[START Excerpted records]
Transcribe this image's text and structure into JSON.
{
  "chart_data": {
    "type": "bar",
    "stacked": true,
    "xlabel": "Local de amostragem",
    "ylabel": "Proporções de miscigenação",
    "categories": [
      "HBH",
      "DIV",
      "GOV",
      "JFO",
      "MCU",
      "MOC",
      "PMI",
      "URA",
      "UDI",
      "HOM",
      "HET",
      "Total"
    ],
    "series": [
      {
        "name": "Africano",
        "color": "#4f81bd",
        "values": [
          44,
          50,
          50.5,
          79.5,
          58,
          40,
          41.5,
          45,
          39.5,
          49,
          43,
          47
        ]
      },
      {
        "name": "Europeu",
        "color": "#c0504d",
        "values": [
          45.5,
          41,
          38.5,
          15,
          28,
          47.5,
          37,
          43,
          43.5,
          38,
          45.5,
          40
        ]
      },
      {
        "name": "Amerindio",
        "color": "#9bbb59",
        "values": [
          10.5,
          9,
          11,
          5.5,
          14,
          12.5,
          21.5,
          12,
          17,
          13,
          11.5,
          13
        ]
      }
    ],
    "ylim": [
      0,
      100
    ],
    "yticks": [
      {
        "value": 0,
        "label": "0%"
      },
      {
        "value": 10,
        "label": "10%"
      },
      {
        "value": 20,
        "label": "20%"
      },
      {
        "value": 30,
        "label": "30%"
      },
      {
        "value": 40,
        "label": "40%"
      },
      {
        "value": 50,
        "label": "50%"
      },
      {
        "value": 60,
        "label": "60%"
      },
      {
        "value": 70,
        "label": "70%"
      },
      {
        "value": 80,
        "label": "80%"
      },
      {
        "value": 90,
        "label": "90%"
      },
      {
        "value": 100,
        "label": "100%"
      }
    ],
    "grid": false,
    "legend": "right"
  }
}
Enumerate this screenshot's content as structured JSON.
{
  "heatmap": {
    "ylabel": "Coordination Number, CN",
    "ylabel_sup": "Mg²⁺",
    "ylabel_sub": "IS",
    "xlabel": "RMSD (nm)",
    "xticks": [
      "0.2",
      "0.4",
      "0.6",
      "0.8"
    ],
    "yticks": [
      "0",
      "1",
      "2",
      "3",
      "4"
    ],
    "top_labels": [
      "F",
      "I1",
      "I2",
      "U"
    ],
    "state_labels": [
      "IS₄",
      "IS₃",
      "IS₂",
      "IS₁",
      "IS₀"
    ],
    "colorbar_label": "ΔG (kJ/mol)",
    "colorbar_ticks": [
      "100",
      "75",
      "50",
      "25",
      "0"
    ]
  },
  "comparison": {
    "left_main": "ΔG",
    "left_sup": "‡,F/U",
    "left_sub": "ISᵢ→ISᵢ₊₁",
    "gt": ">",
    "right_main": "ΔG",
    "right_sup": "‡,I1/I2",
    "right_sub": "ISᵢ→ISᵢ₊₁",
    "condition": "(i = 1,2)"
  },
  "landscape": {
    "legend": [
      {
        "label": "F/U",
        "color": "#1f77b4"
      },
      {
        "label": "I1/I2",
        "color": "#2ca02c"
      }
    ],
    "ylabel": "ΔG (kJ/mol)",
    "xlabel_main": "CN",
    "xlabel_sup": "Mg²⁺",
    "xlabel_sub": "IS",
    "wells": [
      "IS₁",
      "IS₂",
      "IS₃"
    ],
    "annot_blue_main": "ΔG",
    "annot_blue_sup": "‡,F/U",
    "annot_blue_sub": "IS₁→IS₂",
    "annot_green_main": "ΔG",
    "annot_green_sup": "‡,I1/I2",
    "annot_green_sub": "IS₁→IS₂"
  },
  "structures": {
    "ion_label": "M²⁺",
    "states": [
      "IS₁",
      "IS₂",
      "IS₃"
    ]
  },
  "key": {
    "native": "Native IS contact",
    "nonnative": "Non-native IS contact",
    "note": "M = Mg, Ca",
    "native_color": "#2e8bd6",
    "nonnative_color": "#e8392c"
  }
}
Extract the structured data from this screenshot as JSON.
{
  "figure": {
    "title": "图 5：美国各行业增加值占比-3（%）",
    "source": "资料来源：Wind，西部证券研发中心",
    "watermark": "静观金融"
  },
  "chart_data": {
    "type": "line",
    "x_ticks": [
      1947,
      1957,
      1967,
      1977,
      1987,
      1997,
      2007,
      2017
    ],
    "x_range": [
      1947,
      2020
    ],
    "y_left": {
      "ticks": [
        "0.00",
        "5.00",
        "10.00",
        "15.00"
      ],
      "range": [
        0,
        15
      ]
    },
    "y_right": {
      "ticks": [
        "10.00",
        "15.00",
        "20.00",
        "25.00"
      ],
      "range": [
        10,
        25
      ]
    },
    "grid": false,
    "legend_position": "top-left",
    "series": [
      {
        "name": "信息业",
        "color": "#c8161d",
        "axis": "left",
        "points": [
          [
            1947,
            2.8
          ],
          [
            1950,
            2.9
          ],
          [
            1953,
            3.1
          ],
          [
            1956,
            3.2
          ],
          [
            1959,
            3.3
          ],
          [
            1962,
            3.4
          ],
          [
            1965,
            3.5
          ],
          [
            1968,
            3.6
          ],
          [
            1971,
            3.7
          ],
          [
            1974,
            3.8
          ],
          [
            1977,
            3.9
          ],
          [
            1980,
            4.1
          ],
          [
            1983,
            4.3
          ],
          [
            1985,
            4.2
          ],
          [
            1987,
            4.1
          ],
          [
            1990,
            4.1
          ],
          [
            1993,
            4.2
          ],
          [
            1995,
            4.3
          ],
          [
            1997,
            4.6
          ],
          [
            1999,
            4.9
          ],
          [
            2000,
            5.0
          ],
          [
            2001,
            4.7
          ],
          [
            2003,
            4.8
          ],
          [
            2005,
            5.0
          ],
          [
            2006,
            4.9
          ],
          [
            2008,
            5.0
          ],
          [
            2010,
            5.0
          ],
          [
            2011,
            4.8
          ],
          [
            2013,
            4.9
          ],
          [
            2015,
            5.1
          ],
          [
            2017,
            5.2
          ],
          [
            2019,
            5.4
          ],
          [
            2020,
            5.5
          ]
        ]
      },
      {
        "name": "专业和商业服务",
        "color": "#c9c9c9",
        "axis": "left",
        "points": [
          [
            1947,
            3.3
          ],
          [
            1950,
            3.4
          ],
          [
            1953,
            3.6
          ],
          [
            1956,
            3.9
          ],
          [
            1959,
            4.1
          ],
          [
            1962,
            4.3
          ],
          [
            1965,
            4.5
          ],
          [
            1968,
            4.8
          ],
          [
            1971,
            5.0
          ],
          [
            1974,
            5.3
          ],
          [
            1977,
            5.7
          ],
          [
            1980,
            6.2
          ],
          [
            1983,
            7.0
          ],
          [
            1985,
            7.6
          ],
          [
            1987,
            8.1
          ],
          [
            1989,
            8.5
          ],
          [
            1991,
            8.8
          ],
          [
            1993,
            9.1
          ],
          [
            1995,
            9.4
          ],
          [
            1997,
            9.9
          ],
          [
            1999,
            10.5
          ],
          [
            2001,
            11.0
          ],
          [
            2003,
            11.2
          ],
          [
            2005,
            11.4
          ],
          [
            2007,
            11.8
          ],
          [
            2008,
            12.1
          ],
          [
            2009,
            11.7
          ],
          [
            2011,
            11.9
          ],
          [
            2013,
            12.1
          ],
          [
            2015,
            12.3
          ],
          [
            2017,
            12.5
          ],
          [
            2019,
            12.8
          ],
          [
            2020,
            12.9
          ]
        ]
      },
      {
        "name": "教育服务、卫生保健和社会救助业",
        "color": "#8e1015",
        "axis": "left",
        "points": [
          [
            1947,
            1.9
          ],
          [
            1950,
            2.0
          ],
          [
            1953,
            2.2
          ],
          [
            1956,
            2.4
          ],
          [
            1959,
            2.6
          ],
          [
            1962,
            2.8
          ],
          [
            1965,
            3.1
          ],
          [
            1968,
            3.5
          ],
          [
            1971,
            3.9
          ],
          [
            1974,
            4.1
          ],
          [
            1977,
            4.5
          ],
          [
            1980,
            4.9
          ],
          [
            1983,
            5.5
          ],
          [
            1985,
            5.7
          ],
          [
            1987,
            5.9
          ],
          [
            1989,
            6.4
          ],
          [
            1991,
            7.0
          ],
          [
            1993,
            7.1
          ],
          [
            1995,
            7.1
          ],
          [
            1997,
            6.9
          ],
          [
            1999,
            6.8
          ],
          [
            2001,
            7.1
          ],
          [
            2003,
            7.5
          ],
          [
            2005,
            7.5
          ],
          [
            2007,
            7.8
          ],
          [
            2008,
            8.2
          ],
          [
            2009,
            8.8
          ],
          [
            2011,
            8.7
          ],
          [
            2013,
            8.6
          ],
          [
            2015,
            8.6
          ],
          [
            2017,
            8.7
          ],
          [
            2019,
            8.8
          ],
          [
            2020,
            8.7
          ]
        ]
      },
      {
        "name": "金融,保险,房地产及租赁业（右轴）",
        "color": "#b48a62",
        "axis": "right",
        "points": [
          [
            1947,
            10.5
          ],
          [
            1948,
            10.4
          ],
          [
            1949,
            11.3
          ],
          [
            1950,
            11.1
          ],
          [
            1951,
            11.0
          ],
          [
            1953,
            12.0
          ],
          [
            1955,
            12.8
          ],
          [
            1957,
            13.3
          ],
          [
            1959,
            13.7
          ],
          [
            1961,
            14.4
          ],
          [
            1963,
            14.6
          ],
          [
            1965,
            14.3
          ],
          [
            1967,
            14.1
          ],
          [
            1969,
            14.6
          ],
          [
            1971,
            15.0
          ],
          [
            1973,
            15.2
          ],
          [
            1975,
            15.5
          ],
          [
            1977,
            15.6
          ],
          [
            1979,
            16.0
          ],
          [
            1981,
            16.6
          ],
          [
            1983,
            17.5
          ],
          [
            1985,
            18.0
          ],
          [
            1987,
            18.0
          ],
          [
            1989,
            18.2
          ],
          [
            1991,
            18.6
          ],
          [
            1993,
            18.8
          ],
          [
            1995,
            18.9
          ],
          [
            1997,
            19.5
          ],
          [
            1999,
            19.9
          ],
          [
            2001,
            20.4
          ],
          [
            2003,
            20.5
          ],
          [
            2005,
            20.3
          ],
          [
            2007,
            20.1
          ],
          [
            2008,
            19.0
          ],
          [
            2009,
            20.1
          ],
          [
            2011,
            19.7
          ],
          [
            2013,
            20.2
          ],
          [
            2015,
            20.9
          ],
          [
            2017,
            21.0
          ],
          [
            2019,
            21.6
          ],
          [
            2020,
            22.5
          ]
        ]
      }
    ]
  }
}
[END Excerpted records]
Check each line above for the word "structured", and copy the lines where it appears.

# [Full output]
Enumerate this screenshot's content as structured JSON.
Extract the structured data from this screenshot as JSON.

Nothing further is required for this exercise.